No obstante, estos campos, en especial su ambición de cambiar la mentalidad de las personas, revelan una lógica familiar que ha definido desde hace mucho tiempo la relación del Estado chino con sus ciudadanos: un enfoque paternalista que considera patológicos los pensamientos y las conductas divergentes, por lo que intenta transformarlos por la fuerza. La escala y ritmo de la campaña del gobierno en Xinjiang quizá resulten extraordinarios en la actualidad, pero esta práctica, así como sus métodos, no lo son.

Ya desde el siglo III antes de nuestra era, el filósofo Xunzi argumentó que la humanidad era como “madera torcida” y que las fallas de carácter del individuo debían eliminarse o corregirse para lograr la armonía social. Por su parte Mencio, un pensador rival, creía en la bondad innata de los seres humanos, aunque también resaltaba la importancia de la superación personal.

En un marcado contraste con el liberalismo occidental, el confucianismo (y la cultura política china en general) no se basa en los derechos individuales, sino en la aceptación de la jerarquía social y la creencia de que los humanos son perfectibles. Conforme al pensamiento chino, los seres humanos no son creados iguales, sino que varían en suzhi (素质), o calidad. Por ejemplo, un agricultor uigur pobre del sur de Xinjiang se ubica en la parte baja de la escala evolutiva, mientras que un funcionario de la mayoría étnica han se encuentra hacia la parte alta.

------------------------------

Responde a estas preguntas según el texto:
1. ¿Con qué comparó Xunzi a la humanidad?
2. ¿En qué creía Mencio respecto de los seres humanos?
3. ¿Qué término chino se usa para la calidad en que varían los seres humanos?

* **Datos sin procesar**:
------------------------------

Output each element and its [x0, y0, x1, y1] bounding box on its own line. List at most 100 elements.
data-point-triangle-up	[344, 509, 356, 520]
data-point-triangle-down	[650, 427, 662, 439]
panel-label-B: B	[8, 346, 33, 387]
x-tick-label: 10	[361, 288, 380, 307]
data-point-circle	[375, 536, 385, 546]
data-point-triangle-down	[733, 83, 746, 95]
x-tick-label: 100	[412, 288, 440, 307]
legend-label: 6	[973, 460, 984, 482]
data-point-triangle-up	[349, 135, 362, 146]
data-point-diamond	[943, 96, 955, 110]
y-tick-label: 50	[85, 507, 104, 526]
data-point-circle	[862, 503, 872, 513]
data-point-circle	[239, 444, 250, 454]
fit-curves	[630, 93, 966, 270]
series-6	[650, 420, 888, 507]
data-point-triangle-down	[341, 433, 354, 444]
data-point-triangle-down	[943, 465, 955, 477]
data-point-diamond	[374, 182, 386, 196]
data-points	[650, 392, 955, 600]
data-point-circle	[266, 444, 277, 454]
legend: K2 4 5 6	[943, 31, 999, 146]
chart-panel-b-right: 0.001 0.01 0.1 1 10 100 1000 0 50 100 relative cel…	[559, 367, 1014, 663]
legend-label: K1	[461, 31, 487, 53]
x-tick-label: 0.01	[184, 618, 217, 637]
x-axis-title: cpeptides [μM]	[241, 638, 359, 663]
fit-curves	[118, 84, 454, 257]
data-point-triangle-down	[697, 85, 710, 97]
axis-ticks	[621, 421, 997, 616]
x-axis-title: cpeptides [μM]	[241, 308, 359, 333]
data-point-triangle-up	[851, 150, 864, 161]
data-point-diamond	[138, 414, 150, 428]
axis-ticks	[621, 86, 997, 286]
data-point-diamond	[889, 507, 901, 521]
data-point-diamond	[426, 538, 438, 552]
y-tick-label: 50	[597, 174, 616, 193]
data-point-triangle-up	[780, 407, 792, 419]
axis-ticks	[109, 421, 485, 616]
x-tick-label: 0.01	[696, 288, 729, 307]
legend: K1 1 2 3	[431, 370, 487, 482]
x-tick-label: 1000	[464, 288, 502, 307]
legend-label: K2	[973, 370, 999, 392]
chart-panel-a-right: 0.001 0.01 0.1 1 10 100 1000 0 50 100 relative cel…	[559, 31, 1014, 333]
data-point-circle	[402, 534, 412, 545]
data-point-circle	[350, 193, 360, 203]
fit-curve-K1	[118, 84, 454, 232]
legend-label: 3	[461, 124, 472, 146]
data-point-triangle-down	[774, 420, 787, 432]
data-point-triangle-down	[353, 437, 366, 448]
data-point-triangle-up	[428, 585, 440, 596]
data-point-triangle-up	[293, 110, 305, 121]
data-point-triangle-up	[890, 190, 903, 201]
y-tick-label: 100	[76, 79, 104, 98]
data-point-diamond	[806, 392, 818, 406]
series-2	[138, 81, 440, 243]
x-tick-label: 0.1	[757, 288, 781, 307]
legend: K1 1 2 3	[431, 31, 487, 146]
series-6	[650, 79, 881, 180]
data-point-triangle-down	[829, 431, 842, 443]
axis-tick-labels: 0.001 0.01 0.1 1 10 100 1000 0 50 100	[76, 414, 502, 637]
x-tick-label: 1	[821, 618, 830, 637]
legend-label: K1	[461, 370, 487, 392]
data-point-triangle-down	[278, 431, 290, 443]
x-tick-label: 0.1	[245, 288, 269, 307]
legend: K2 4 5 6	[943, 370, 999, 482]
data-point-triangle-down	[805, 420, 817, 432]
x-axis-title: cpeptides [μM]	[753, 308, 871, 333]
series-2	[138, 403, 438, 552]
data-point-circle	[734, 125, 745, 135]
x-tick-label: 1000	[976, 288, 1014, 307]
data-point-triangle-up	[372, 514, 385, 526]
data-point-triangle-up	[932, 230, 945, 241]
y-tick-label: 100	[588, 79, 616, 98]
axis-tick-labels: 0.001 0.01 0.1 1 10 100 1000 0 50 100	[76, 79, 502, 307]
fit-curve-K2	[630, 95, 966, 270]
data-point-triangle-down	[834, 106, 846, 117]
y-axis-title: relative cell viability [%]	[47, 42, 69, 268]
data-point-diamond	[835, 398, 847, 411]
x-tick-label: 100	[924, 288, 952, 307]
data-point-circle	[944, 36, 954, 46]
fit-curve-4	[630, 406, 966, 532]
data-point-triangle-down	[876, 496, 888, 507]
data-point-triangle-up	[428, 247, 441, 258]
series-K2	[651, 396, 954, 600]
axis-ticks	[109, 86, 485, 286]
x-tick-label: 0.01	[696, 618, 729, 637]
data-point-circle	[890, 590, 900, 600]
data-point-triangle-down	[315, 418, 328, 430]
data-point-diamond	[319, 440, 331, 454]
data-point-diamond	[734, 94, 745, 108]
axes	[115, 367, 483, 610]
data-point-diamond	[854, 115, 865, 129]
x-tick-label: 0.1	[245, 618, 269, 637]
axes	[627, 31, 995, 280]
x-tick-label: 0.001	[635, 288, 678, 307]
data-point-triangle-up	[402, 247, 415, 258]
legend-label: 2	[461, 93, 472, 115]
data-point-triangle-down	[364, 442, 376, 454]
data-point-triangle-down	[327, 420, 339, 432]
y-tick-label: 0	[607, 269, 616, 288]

------------------------------

* **Respuesta**:
1. Con "madera torcida".
2. En la bondad innata de los seres humanos.
3. Suzhi (素质).